**AIM OF THE EXERCISE**
Tally every line of the listing below that holds "root", then give the tally alone.

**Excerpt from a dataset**
====================

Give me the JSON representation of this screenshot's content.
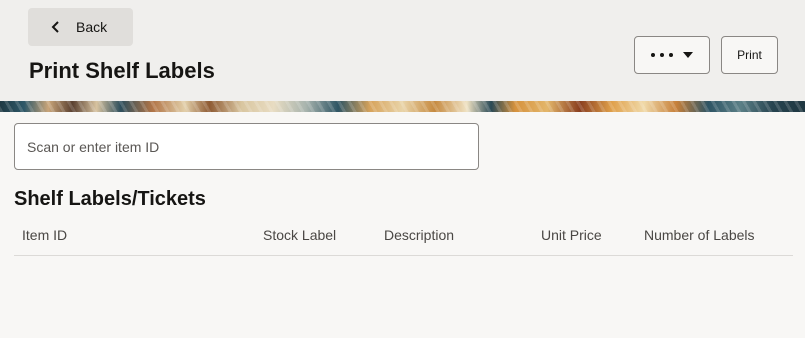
{
  "header": {
    "back_label": "Back",
    "title": "Print Shelf Labels",
    "more_button_icon": "more-options-icon",
    "print_label": "Print"
  },
  "search": {
    "placeholder": "Scan or enter item ID",
    "value": ""
  },
  "labels_section": {
    "title": "Shelf Labels/Tickets",
    "columns": [
      "Item ID",
      "Stock Label",
      "Description",
      "Unit Price",
      "Number of Labels"
    ],
    "rows": []
  }
}
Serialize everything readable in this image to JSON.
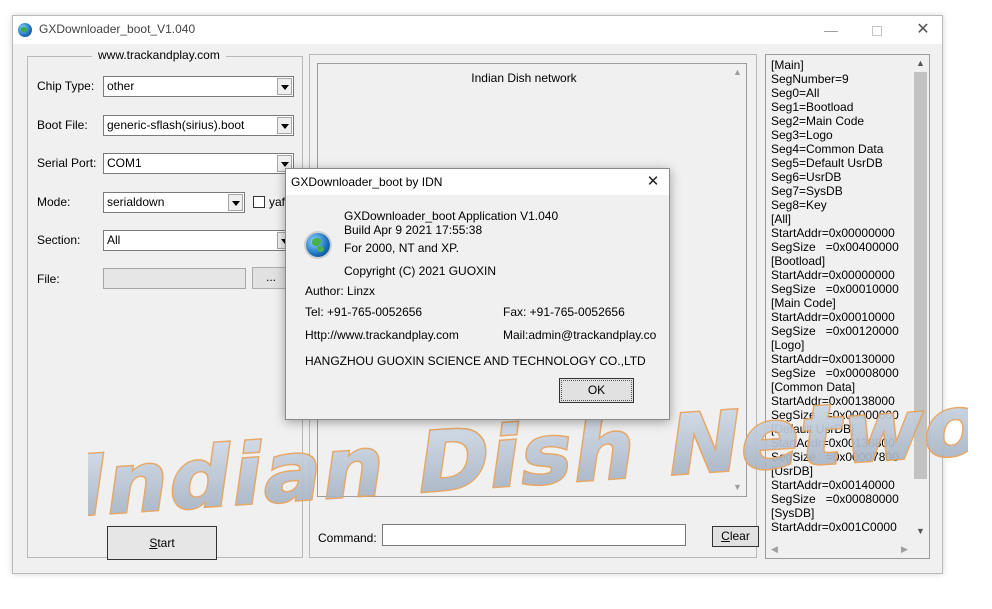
{
  "window": {
    "title": "GXDownloader_boot_V1.040",
    "min_glyph": "—",
    "close_glyph": "✕"
  },
  "left_panel": {
    "group_title": "www.trackandplay.com",
    "chip_type_label": "Chip Type:",
    "chip_type_value": "other",
    "boot_file_label": "Boot File:",
    "boot_file_value": "generic-sflash(sirius).boot",
    "serial_port_label": "Serial Port:",
    "serial_port_value": "COM1",
    "mode_label": "Mode:",
    "mode_value": "serialdown",
    "mode_checkbox_label": "yaf",
    "section_label": "Section:",
    "section_value": "All",
    "file_label": "File:",
    "file_value": "",
    "browse_label": "...",
    "start_label_first": "S",
    "start_label_rest": "tart"
  },
  "log": {
    "header": "Indian Dish network",
    "command_label": "Command:",
    "command_value": "",
    "clear_label_first": "C",
    "clear_label_rest": "lear"
  },
  "config_list": [
    "[Main]",
    "SegNumber=9",
    "Seg0=All",
    "Seg1=Bootload",
    "Seg2=Main Code",
    "Seg3=Logo",
    "Seg4=Common Data",
    "Seg5=Default UsrDB",
    "Seg6=UsrDB",
    "Seg7=SysDB",
    "Seg8=Key",
    "[All]",
    "StartAddr=0x00000000",
    "SegSize   =0x00400000",
    "[Bootload]",
    "StartAddr=0x00000000",
    "SegSize   =0x00010000",
    "[Main Code]",
    "StartAddr=0x00010000",
    "SegSize   =0x00120000",
    "[Logo]",
    "StartAddr=0x00130000",
    "SegSize   =0x00008000",
    "[Common Data]",
    "StartAddr=0x00138000",
    "SegSize   =0x00000800",
    "[Default UsrDB]",
    "StartAddr=0x00138800",
    "SegSize   =0x00007800",
    "[UsrDB]",
    "StartAddr=0x00140000",
    "SegSize   =0x00080000",
    "[SysDB]",
    "StartAddr=0x001C0000"
  ],
  "about_dialog": {
    "title": "GXDownloader_boot by IDN",
    "app_line": "GXDownloader_boot Application V1.040",
    "build_line": "Build Apr  9 2021 17:55:38",
    "platform_line": "For 2000, NT and XP.",
    "copyright_line": "Copyright (C) 2021  GUOXIN",
    "author_line": "Author: Linzx",
    "tel_line": "Tel: +91-765-0052656",
    "fax_line": "Fax: +91-765-0052656",
    "http_line": "Http://www.trackandplay.com",
    "mail_line": "Mail:admin@trackandplay.co",
    "company_line": "HANGZHOU GUOXIN SCIENCE AND TECHNOLOGY CO.,LTD",
    "ok_label": "OK",
    "close_glyph": "✕"
  },
  "watermark": {
    "text": "Indian Dish Network"
  },
  "icons": {
    "app": "globe-icon",
    "dialog": "globe-icon",
    "scroll_up": "▲",
    "scroll_down": "▼",
    "scroll_left": "◀",
    "scroll_right": "▶"
  }
}
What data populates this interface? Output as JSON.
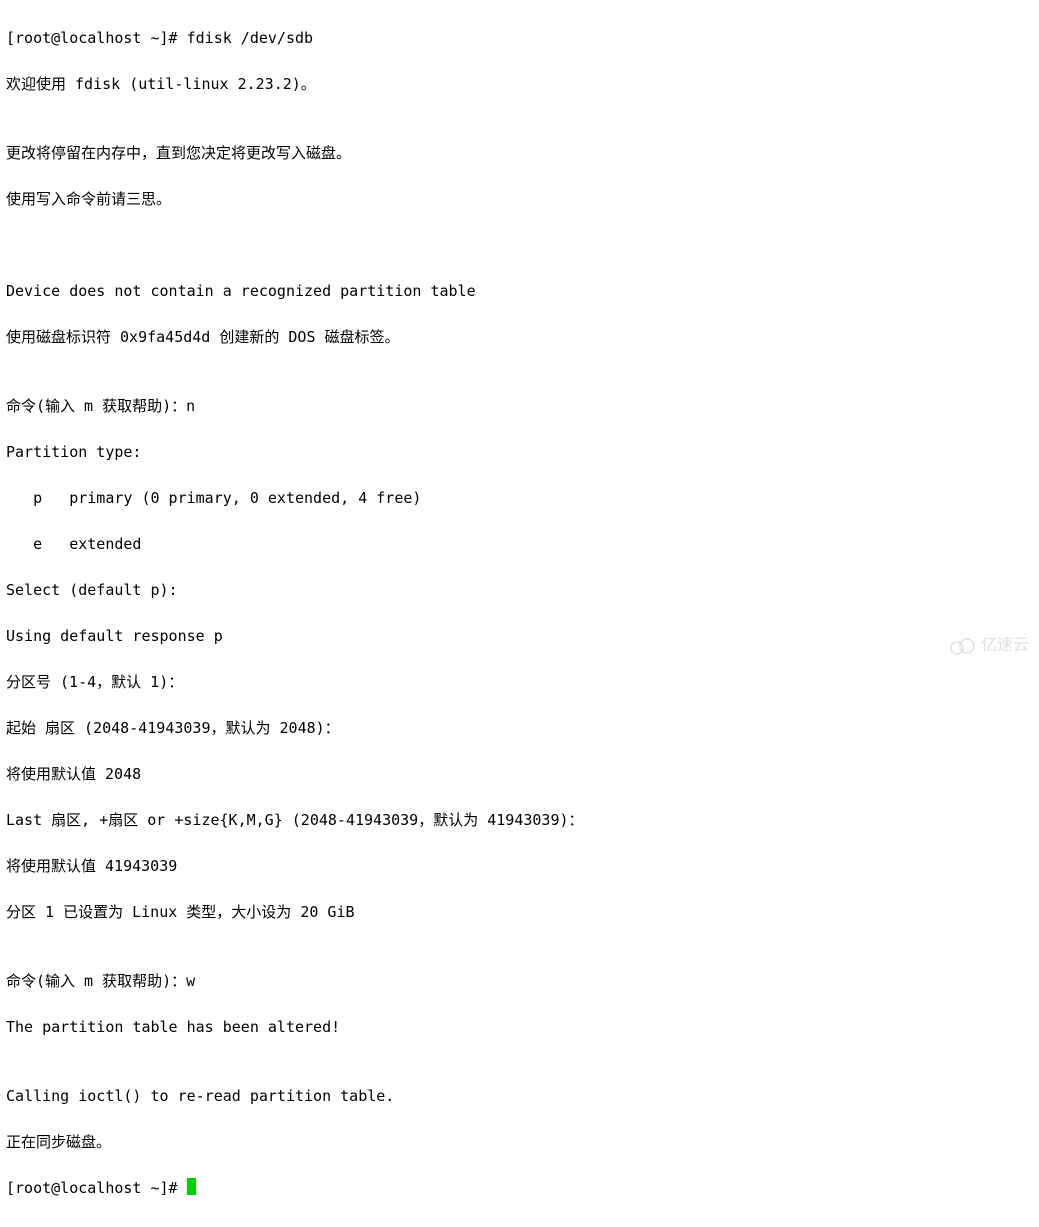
{
  "term": {
    "l01": "[root@localhost ~]# fdisk /dev/sdb",
    "l02": "欢迎使用 fdisk (util-linux 2.23.2)。",
    "l03": "",
    "l04": "更改将停留在内存中，直到您决定将更改写入磁盘。",
    "l05": "使用写入命令前请三思。",
    "l06": "",
    "l07": "",
    "l08": "Device does not contain a recognized partition table",
    "l09": "使用磁盘标识符 0x9fa45d4d 创建新的 DOS 磁盘标签。",
    "l10": "",
    "l11": "命令(输入 m 获取帮助)：n",
    "l12": "Partition type:",
    "l13": "   p   primary (0 primary, 0 extended, 4 free)",
    "l14": "   e   extended",
    "l15": "Select (default p):",
    "l16": "Using default response p",
    "l17": "分区号 (1-4，默认 1)：",
    "l18": "起始 扇区 (2048-41943039，默认为 2048)：",
    "l19": "将使用默认值 2048",
    "l20": "Last 扇区, +扇区 or +size{K,M,G} (2048-41943039，默认为 41943039)：",
    "l21": "将使用默认值 41943039",
    "l22": "分区 1 已设置为 Linux 类型，大小设为 20 GiB",
    "l23": "",
    "l24": "命令(输入 m 获取帮助)：w",
    "l25": "The partition table has been altered!",
    "l26": "",
    "l27": "Calling ioctl() to re-read partition table.",
    "l28": "正在同步磁盘。",
    "l29": "[root@localhost ~]# "
  },
  "watermark": {
    "text": "亿速云"
  }
}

====================

**FINISHED EXERCISE**
2